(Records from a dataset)

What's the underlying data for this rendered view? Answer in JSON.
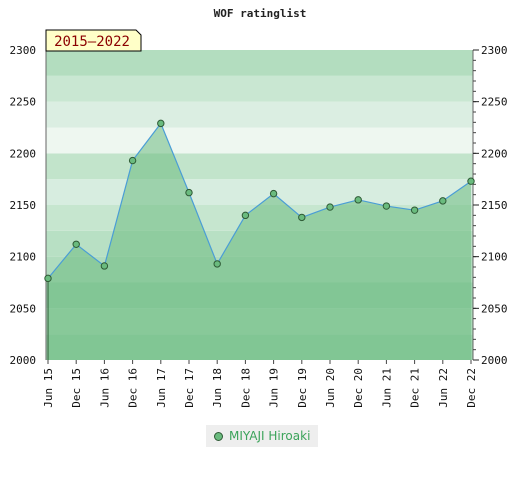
{
  "chart_data": {
    "type": "area",
    "title": "WOF ratinglist",
    "badge": "2015–2022",
    "categories": [
      "Jun 15",
      "Dec 15",
      "Jun 16",
      "Dec 16",
      "Jun 17",
      "Dec 17",
      "Jun 18",
      "Dec 18",
      "Jun 19",
      "Dec 19",
      "Jun 20",
      "Dec 20",
      "Jun 21",
      "Dec 21",
      "Jun 22",
      "Dec 22"
    ],
    "ylim": [
      2000,
      2300
    ],
    "y_ticks": [
      2000,
      2050,
      2100,
      2150,
      2200,
      2250,
      2300
    ],
    "y_minor_step": 10,
    "series": [
      {
        "name": "MIYAJI Hiroaki",
        "values": [
          2079,
          2112,
          2091,
          2193,
          2229,
          2162,
          2093,
          2140,
          2161,
          2138,
          2148,
          2155,
          2149,
          2145,
          2154,
          2173
        ]
      }
    ],
    "grid": true,
    "legend_position": "bottom",
    "colors": {
      "line": "#4a9dd6",
      "fill": "#6dbb82",
      "marker": "#6abb7e",
      "marker_stroke": "#2e5a35",
      "band_dark": "#9dd4ad",
      "band_light": "#eef7f0",
      "badge_bg": "#ffffc8",
      "badge_text": "#8b0000"
    }
  }
}
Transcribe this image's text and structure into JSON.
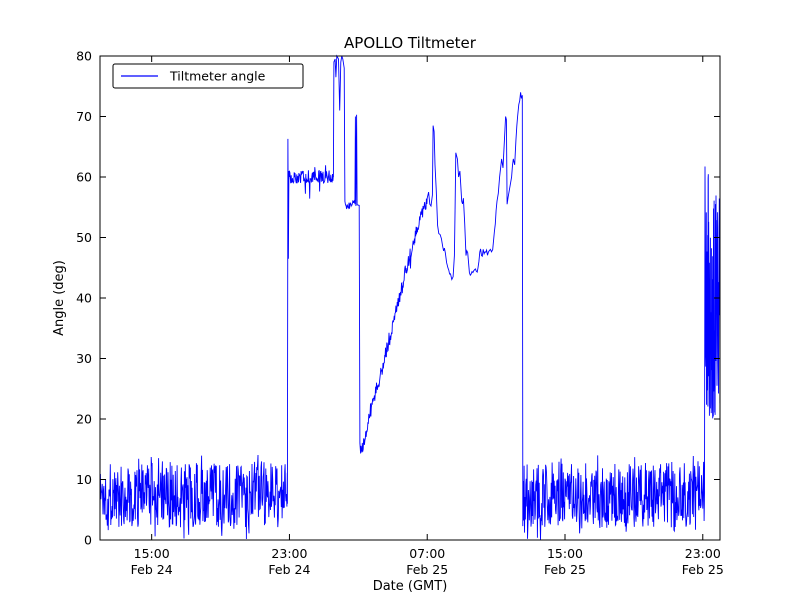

# Goal
Copy the records exactly as they appear, excluding images.

# Reply
What's the underlying data for this rendered view? Answer in JSON.
{
  "chart_data": {
    "type": "area",
    "title": "WOF ratinglist",
    "badge": "2015–2022",
    "categories": [
      "Jun 15",
      "Dec 15",
      "Jun 16",
      "Dec 16",
      "Jun 17",
      "Dec 17",
      "Jun 18",
      "Dec 18",
      "Jun 19",
      "Dec 19",
      "Jun 20",
      "Dec 20",
      "Jun 21",
      "Dec 21",
      "Jun 22",
      "Dec 22"
    ],
    "ylim": [
      2000,
      2300
    ],
    "y_ticks": [
      2000,
      2050,
      2100,
      2150,
      2200,
      2250,
      2300
    ],
    "y_minor_step": 10,
    "series": [
      {
        "name": "MIYAJI Hiroaki",
        "values": [
          2079,
          2112,
          2091,
          2193,
          2229,
          2162,
          2093,
          2140,
          2161,
          2138,
          2148,
          2155,
          2149,
          2145,
          2154,
          2173
        ]
      }
    ],
    "grid": true,
    "legend_position": "bottom",
    "colors": {
      "line": "#4a9dd6",
      "fill": "#6dbb82",
      "marker": "#6abb7e",
      "marker_stroke": "#2e5a35",
      "band_dark": "#9dd4ad",
      "band_light": "#eef7f0",
      "badge_bg": "#ffffc8",
      "badge_text": "#8b0000"
    }
  }
}
Transcribe this image's text and structure into JSON.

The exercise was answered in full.